** Start Task input **

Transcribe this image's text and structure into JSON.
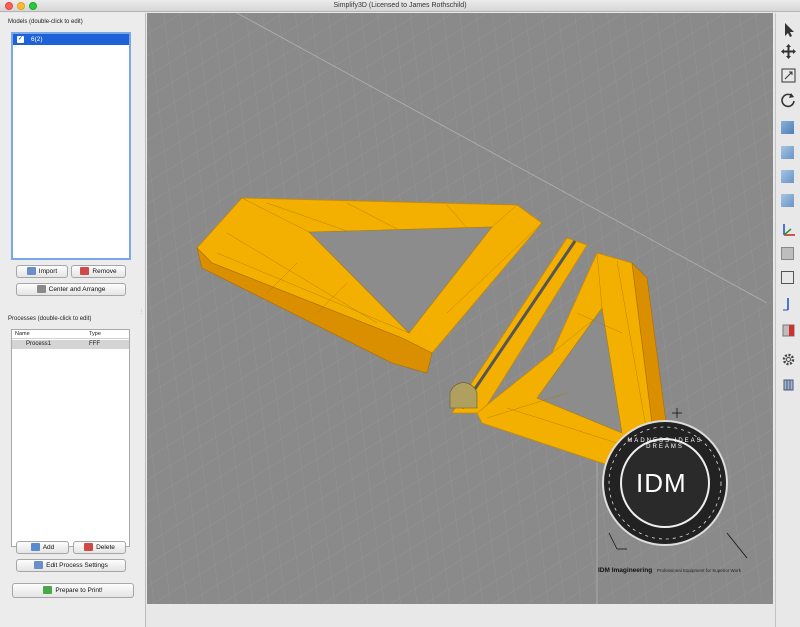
{
  "window": {
    "title": "Simplify3D (Licensed to James Rothschild)"
  },
  "models": {
    "label": "Models (double-click to edit)",
    "items": [
      {
        "name": "6(2)",
        "checked": true
      }
    ],
    "import_label": "Import",
    "remove_label": "Remove",
    "center_label": "Center and Arrange"
  },
  "processes": {
    "label": "Processes (double-click to edit)",
    "col_name": "Name",
    "col_type": "Type",
    "rows": [
      {
        "name": "Process1",
        "type": "FFF"
      }
    ],
    "add_label": "Add",
    "delete_label": "Delete",
    "edit_label": "Edit Process Settings"
  },
  "prepare_label": "Prepare to Print!",
  "watermark": {
    "logo_text": "IDM",
    "ring_text": "MADNESS IDEAS DREAMS",
    "company": "IDM Imagineering",
    "tagline": "Professional Equipment for Superior Work"
  },
  "toolbar_icons": [
    "select-icon",
    "move-icon",
    "scale-icon",
    "rotate-icon",
    "view-cube-icon",
    "view-front-icon",
    "view-side-icon",
    "view-top-icon",
    "axes-icon",
    "solid-cube-icon",
    "wireframe-cube-icon",
    "axis-z-icon",
    "cross-section-icon",
    "settings-gear-icon",
    "layer-icon"
  ],
  "colors": {
    "model": "#f7b500",
    "selection": "#1e62d8",
    "grid_bg": "#8a8a8a"
  }
}
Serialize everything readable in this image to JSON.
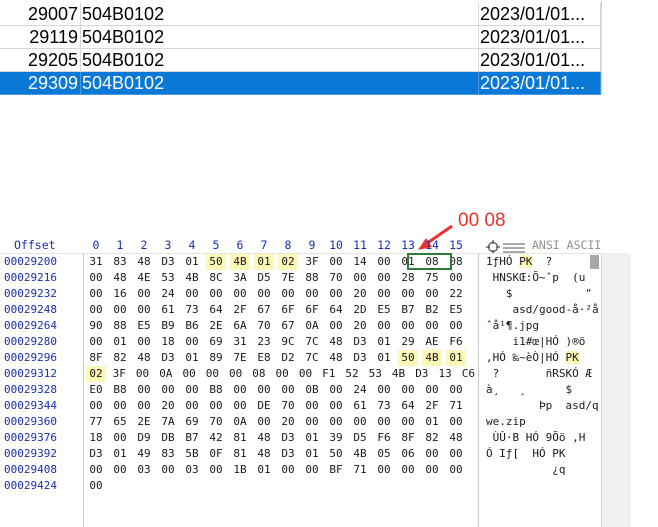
{
  "grid": {
    "rows": [
      {
        "id": "29007",
        "code": "504B0102",
        "date": "2023/01/01...",
        "selected": false
      },
      {
        "id": "29119",
        "code": "504B0102",
        "date": "2023/01/01...",
        "selected": false
      },
      {
        "id": "29205",
        "code": "504B0102",
        "date": "2023/01/01...",
        "selected": false
      },
      {
        "id": "29309",
        "code": "504B0102",
        "date": "2023/01/01...",
        "selected": true
      }
    ]
  },
  "annotation": {
    "text": "00 08",
    "color": "#e8322d"
  },
  "hex": {
    "header": {
      "offset_label": "Offset",
      "columns": [
        "0",
        "1",
        "2",
        "3",
        "4",
        "5",
        "6",
        "7",
        "8",
        "9",
        "10",
        "11",
        "12",
        "13",
        "14",
        "15"
      ],
      "ascii_label": "ANSI ASCII"
    },
    "rows": [
      {
        "offset": "00029200",
        "bytes": [
          "31",
          "83",
          "48",
          "D3",
          "01",
          "50",
          "4B",
          "01",
          "02",
          "3F",
          "00",
          "14",
          "00",
          "01",
          "08",
          "08"
        ],
        "ascii": "1ƒHÓ PK  ?"
      },
      {
        "offset": "00029216",
        "bytes": [
          "00",
          "48",
          "4E",
          "53",
          "4B",
          "8C",
          "3A",
          "D5",
          "7E",
          "88",
          "70",
          "00",
          "00",
          "28",
          "75",
          "00"
        ],
        "ascii": " HNSKŒ:Õ~ˆp  (u"
      },
      {
        "offset": "00029232",
        "bytes": [
          "00",
          "16",
          "00",
          "24",
          "00",
          "00",
          "00",
          "00",
          "00",
          "00",
          "00",
          "20",
          "00",
          "00",
          "00",
          "22"
        ],
        "ascii": "   $           \""
      },
      {
        "offset": "00029248",
        "bytes": [
          "00",
          "00",
          "00",
          "61",
          "73",
          "64",
          "2F",
          "67",
          "6F",
          "6F",
          "64",
          "2D",
          "E5",
          "B7",
          "B2",
          "E5"
        ],
        "ascii": "    asd/good-å·²å"
      },
      {
        "offset": "00029264",
        "bytes": [
          "90",
          "88",
          "E5",
          "B9",
          "B6",
          "2E",
          "6A",
          "70",
          "67",
          "0A",
          "00",
          "20",
          "00",
          "00",
          "00",
          "00"
        ],
        "ascii": "ˆå¹¶.jpg"
      },
      {
        "offset": "00029280",
        "bytes": [
          "00",
          "01",
          "00",
          "18",
          "00",
          "69",
          "31",
          "23",
          "9C",
          "7C",
          "48",
          "D3",
          "01",
          "29",
          "AE",
          "F6"
        ],
        "ascii": "    i1#œ|HÓ )®ö"
      },
      {
        "offset": "00029296",
        "bytes": [
          "8F",
          "82",
          "48",
          "D3",
          "01",
          "89",
          "7E",
          "E8",
          "D2",
          "7C",
          "48",
          "D3",
          "01",
          "50",
          "4B",
          "01"
        ],
        "ascii": ",HÓ ‰~èÒ|HÓ PK"
      },
      {
        "offset": "00029312",
        "bytes": [
          "02",
          "3F",
          "00",
          "0A",
          "00",
          "00",
          "00",
          "08",
          "00",
          "00",
          "F1",
          "52",
          "53",
          "4B",
          "D3",
          "13",
          "C6"
        ],
        "ascii": " ?       ñRSKÓ Æ"
      },
      {
        "offset": "00029328",
        "bytes": [
          "E0",
          "B8",
          "00",
          "00",
          "00",
          "B8",
          "00",
          "00",
          "00",
          "0B",
          "00",
          "24",
          "00",
          "00",
          "00",
          "00"
        ],
        "ascii": "à¸   ¸      $"
      },
      {
        "offset": "00029344",
        "bytes": [
          "00",
          "00",
          "00",
          "20",
          "00",
          "00",
          "00",
          "DE",
          "70",
          "00",
          "00",
          "61",
          "73",
          "64",
          "2F",
          "71"
        ],
        "ascii": "        Þp  asd/q"
      },
      {
        "offset": "00029360",
        "bytes": [
          "77",
          "65",
          "2E",
          "7A",
          "69",
          "70",
          "0A",
          "00",
          "20",
          "00",
          "00",
          "00",
          "00",
          "00",
          "01",
          "00"
        ],
        "ascii": "we.zip"
      },
      {
        "offset": "00029376",
        "bytes": [
          "18",
          "00",
          "D9",
          "DB",
          "B7",
          "42",
          "81",
          "48",
          "D3",
          "01",
          "39",
          "D5",
          "F6",
          "8F",
          "82",
          "48"
        ],
        "ascii": " ÙÛ·B HÓ 9Õö ,H"
      },
      {
        "offset": "00029392",
        "bytes": [
          "D3",
          "01",
          "49",
          "83",
          "5B",
          "0F",
          "81",
          "48",
          "D3",
          "01",
          "50",
          "4B",
          "05",
          "06",
          "00",
          "00"
        ],
        "ascii": "Ó Iƒ[  HÓ PK"
      },
      {
        "offset": "00029408",
        "bytes": [
          "00",
          "00",
          "03",
          "00",
          "03",
          "00",
          "1B",
          "01",
          "00",
          "00",
          "BF",
          "71",
          "00",
          "00",
          "00",
          "00"
        ],
        "ascii": "          ¿q"
      },
      {
        "offset": "00029424",
        "bytes": [
          "00"
        ],
        "ascii": ""
      }
    ]
  },
  "colors": {
    "selection": "#0a78d7",
    "offset_text": "#1a2fb0",
    "byte_highlight": "#fdf7b8",
    "box_highlight": "#2d7c3c"
  },
  "icons": [
    "target-icon",
    "lines-icon"
  ]
}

** End Task input **

### Written exercise
Leaving all pictures aside, quote each record exactly.

### Exercise result
Transcribe this image's text and structure into JSON.
{
  "window": {
    "title": "Simplify3D (Licensed to James Rothschild)"
  },
  "models": {
    "label": "Models (double-click to edit)",
    "items": [
      {
        "name": "6(2)",
        "checked": true
      }
    ],
    "import_label": "Import",
    "remove_label": "Remove",
    "center_label": "Center and Arrange"
  },
  "processes": {
    "label": "Processes (double-click to edit)",
    "col_name": "Name",
    "col_type": "Type",
    "rows": [
      {
        "name": "Process1",
        "type": "FFF"
      }
    ],
    "add_label": "Add",
    "delete_label": "Delete",
    "edit_label": "Edit Process Settings"
  },
  "prepare_label": "Prepare to Print!",
  "watermark": {
    "logo_text": "IDM",
    "ring_text": "MADNESS IDEAS DREAMS",
    "company": "IDM Imagineering",
    "tagline": "Professional Equipment for Superior Work"
  },
  "toolbar_icons": [
    "select-icon",
    "move-icon",
    "scale-icon",
    "rotate-icon",
    "view-cube-icon",
    "view-front-icon",
    "view-side-icon",
    "view-top-icon",
    "axes-icon",
    "solid-cube-icon",
    "wireframe-cube-icon",
    "axis-z-icon",
    "cross-section-icon",
    "settings-gear-icon",
    "layer-icon"
  ],
  "colors": {
    "model": "#f7b500",
    "selection": "#1e62d8",
    "grid_bg": "#8a8a8a"
  }
}
Serialize everything readable in this image to JSON.
{
  "grid": {
    "rows": [
      {
        "id": "29007",
        "code": "504B0102",
        "date": "2023/01/01...",
        "selected": false
      },
      {
        "id": "29119",
        "code": "504B0102",
        "date": "2023/01/01...",
        "selected": false
      },
      {
        "id": "29205",
        "code": "504B0102",
        "date": "2023/01/01...",
        "selected": false
      },
      {
        "id": "29309",
        "code": "504B0102",
        "date": "2023/01/01...",
        "selected": true
      }
    ]
  },
  "annotation": {
    "text": "00 08",
    "color": "#e8322d"
  },
  "hex": {
    "header": {
      "offset_label": "Offset",
      "columns": [
        "0",
        "1",
        "2",
        "3",
        "4",
        "5",
        "6",
        "7",
        "8",
        "9",
        "10",
        "11",
        "12",
        "13",
        "14",
        "15"
      ],
      "ascii_label": "ANSI ASCII"
    },
    "rows": [
      {
        "offset": "00029200",
        "bytes": [
          "31",
          "83",
          "48",
          "D3",
          "01",
          "50",
          "4B",
          "01",
          "02",
          "3F",
          "00",
          "14",
          "00",
          "01",
          "08",
          "08"
        ],
        "ascii": "1ƒHÓ PK  ?"
      },
      {
        "offset": "00029216",
        "bytes": [
          "00",
          "48",
          "4E",
          "53",
          "4B",
          "8C",
          "3A",
          "D5",
          "7E",
          "88",
          "70",
          "00",
          "00",
          "28",
          "75",
          "00"
        ],
        "ascii": " HNSKŒ:Õ~ˆp  (u"
      },
      {
        "offset": "00029232",
        "bytes": [
          "00",
          "16",
          "00",
          "24",
          "00",
          "00",
          "00",
          "00",
          "00",
          "00",
          "00",
          "20",
          "00",
          "00",
          "00",
          "22"
        ],
        "ascii": "   $           \""
      },
      {
        "offset": "00029248",
        "bytes": [
          "00",
          "00",
          "00",
          "61",
          "73",
          "64",
          "2F",
          "67",
          "6F",
          "6F",
          "64",
          "2D",
          "E5",
          "B7",
          "B2",
          "E5"
        ],
        "ascii": "    asd/good-å·²å"
      },
      {
        "offset": "00029264",
        "bytes": [
          "90",
          "88",
          "E5",
          "B9",
          "B6",
          "2E",
          "6A",
          "70",
          "67",
          "0A",
          "00",
          "20",
          "00",
          "00",
          "00",
          "00"
        ],
        "ascii": "ˆå¹¶.jpg"
      },
      {
        "offset": "00029280",
        "bytes": [
          "00",
          "01",
          "00",
          "18",
          "00",
          "69",
          "31",
          "23",
          "9C",
          "7C",
          "48",
          "D3",
          "01",
          "29",
          "AE",
          "F6"
        ],
        "ascii": "    i1#œ|HÓ )®ö"
      },
      {
        "offset": "00029296",
        "bytes": [
          "8F",
          "82",
          "48",
          "D3",
          "01",
          "89",
          "7E",
          "E8",
          "D2",
          "7C",
          "48",
          "D3",
          "01",
          "50",
          "4B",
          "01"
        ],
        "ascii": ",HÓ ‰~èÒ|HÓ PK"
      },
      {
        "offset": "00029312",
        "bytes": [
          "02",
          "3F",
          "00",
          "0A",
          "00",
          "00",
          "00",
          "08",
          "00",
          "00",
          "F1",
          "52",
          "53",
          "4B",
          "D3",
          "13",
          "C6"
        ],
        "ascii": " ?       ñRSKÓ Æ"
      },
      {
        "offset": "00029328",
        "bytes": [
          "E0",
          "B8",
          "00",
          "00",
          "00",
          "B8",
          "00",
          "00",
          "00",
          "0B",
          "00",
          "24",
          "00",
          "00",
          "00",
          "00"
        ],
        "ascii": "à¸   ¸      $"
      },
      {
        "offset": "00029344",
        "bytes": [
          "00",
          "00",
          "00",
          "20",
          "00",
          "00",
          "00",
          "DE",
          "70",
          "00",
          "00",
          "61",
          "73",
          "64",
          "2F",
          "71"
        ],
        "ascii": "        Þp  asd/q"
      },
      {
        "offset": "00029360",
        "bytes": [
          "77",
          "65",
          "2E",
          "7A",
          "69",
          "70",
          "0A",
          "00",
          "20",
          "00",
          "00",
          "00",
          "00",
          "00",
          "01",
          "00"
        ],
        "ascii": "we.zip"
      },
      {
        "offset": "00029376",
        "bytes": [
          "18",
          "00",
          "D9",
          "DB",
          "B7",
          "42",
          "81",
          "48",
          "D3",
          "01",
          "39",
          "D5",
          "F6",
          "8F",
          "82",
          "48"
        ],
        "ascii": " ÙÛ·B HÓ 9Õö ,H"
      },
      {
        "offset": "00029392",
        "bytes": [
          "D3",
          "01",
          "49",
          "83",
          "5B",
          "0F",
          "81",
          "48",
          "D3",
          "01",
          "50",
          "4B",
          "05",
          "06",
          "00",
          "00"
        ],
        "ascii": "Ó Iƒ[  HÓ PK"
      },
      {
        "offset": "00029408",
        "bytes": [
          "00",
          "00",
          "03",
          "00",
          "03",
          "00",
          "1B",
          "01",
          "00",
          "00",
          "BF",
          "71",
          "00",
          "00",
          "00",
          "00"
        ],
        "ascii": "          ¿q"
      },
      {
        "offset": "00029424",
        "bytes": [
          "00"
        ],
        "ascii": ""
      }
    ]
  },
  "colors": {
    "selection": "#0a78d7",
    "offset_text": "#1a2fb0",
    "byte_highlight": "#fdf7b8",
    "box_highlight": "#2d7c3c"
  },
  "icons": [
    "target-icon",
    "lines-icon"
  ]
}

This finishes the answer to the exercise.